> **What the task requires**:
Scan the listing below and copy every line holding "only".

> **Data in this exercise**:
# # # # #
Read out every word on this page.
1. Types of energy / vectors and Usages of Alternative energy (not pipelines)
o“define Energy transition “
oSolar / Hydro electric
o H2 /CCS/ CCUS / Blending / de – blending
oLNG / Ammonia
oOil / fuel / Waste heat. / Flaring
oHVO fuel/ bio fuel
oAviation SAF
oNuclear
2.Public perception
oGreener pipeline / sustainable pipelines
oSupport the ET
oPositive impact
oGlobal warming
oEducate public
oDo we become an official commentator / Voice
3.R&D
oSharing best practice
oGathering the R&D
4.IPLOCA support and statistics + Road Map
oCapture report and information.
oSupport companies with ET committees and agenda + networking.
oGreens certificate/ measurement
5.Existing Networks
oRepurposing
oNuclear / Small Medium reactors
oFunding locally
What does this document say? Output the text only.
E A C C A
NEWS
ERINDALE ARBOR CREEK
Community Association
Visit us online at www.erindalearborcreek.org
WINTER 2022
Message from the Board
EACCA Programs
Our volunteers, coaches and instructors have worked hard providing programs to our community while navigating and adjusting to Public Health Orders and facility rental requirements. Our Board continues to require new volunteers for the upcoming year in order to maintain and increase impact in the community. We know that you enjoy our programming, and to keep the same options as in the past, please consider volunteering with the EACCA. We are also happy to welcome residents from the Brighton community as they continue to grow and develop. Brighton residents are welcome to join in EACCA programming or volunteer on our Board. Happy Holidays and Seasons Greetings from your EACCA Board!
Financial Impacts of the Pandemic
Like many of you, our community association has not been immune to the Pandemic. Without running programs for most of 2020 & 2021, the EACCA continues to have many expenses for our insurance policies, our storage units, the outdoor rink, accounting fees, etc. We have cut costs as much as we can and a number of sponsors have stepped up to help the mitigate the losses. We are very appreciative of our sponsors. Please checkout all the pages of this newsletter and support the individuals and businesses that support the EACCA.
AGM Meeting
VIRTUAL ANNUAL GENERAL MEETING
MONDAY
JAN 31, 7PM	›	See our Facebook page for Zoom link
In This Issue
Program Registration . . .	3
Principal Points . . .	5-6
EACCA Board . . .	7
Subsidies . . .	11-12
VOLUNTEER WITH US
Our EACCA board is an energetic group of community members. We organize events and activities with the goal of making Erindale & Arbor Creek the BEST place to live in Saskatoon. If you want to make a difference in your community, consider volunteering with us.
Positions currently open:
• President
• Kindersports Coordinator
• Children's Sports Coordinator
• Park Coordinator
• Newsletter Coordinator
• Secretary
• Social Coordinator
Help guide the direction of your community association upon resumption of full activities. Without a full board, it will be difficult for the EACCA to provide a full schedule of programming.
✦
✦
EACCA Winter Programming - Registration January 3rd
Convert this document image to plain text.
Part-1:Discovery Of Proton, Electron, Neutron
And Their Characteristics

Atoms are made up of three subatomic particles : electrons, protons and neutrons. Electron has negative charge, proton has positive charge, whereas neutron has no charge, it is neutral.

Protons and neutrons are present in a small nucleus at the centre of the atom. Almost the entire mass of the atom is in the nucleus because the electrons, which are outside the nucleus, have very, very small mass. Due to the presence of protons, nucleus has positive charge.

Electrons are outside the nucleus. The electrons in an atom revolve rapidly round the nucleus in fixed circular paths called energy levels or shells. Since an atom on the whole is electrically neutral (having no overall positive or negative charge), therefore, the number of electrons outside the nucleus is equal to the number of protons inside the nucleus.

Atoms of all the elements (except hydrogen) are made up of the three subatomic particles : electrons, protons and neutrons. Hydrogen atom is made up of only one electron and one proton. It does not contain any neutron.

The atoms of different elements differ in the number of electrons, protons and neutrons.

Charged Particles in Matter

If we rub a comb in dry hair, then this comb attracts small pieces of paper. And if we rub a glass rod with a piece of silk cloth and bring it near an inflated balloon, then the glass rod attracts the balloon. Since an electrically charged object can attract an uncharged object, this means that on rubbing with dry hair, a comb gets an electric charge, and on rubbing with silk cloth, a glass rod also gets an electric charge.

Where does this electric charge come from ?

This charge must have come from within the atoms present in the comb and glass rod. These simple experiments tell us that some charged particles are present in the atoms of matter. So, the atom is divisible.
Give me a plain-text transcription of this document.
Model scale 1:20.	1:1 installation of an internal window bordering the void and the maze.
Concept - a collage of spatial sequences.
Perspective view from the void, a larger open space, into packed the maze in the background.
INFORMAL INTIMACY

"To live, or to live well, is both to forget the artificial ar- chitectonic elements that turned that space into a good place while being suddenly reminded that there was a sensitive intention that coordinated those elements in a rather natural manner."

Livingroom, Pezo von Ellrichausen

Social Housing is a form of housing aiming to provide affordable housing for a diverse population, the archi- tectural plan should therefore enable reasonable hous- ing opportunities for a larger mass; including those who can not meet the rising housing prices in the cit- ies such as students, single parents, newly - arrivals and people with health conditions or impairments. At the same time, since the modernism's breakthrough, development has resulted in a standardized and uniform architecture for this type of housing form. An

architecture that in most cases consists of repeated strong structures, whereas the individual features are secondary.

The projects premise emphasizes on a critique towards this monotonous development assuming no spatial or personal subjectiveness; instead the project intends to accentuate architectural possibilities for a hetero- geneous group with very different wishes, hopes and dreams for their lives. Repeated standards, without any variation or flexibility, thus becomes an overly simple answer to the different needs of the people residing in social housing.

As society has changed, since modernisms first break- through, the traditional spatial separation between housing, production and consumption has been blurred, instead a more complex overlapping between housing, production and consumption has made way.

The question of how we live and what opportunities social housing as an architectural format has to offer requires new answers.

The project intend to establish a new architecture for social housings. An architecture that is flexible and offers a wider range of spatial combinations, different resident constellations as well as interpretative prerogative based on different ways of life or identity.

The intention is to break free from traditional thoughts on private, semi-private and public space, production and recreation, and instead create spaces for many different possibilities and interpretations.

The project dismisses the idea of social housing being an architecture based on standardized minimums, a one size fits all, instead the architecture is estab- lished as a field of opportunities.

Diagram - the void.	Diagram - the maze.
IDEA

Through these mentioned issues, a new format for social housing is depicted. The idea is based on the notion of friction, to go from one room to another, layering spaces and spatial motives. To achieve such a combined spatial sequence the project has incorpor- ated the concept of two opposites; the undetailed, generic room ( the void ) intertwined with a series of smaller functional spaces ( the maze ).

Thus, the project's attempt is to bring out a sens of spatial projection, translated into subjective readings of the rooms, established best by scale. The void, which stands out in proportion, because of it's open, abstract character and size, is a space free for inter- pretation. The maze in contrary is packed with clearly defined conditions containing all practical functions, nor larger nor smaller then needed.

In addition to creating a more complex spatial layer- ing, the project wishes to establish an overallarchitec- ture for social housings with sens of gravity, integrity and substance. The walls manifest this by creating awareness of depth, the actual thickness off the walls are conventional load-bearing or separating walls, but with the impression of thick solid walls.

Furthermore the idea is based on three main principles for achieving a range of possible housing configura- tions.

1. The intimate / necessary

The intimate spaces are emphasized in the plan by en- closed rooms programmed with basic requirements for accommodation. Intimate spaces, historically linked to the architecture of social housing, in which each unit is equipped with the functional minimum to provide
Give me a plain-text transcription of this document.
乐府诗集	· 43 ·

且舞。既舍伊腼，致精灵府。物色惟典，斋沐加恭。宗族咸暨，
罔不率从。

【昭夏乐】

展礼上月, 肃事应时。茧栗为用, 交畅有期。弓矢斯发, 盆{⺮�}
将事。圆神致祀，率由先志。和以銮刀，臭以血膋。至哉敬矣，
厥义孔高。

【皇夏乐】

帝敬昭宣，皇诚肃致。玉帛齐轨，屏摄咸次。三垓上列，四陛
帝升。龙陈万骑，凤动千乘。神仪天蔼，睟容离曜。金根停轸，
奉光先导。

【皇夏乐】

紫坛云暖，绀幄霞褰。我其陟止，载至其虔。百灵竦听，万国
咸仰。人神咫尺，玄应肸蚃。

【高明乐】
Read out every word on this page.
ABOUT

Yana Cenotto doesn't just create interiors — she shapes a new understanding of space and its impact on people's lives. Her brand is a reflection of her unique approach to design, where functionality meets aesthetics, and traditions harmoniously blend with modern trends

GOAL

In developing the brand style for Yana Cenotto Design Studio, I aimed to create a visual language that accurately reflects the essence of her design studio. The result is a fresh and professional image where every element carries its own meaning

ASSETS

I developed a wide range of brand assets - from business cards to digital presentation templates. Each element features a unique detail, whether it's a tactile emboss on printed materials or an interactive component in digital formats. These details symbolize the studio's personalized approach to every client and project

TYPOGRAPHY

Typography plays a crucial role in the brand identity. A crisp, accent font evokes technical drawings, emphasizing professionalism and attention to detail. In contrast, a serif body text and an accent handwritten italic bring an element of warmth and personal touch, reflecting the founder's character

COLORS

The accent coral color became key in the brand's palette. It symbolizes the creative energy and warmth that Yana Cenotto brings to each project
# # # # #
> **Result of the exercise**:
What does this document say? Output the text only.
Atoms of all the elements (except hydrogen) are made up of the three subatomic particles : electrons, protons and neutrons. Hydrogen atom is made up of only one electron and one proton. It does not contain any neutron.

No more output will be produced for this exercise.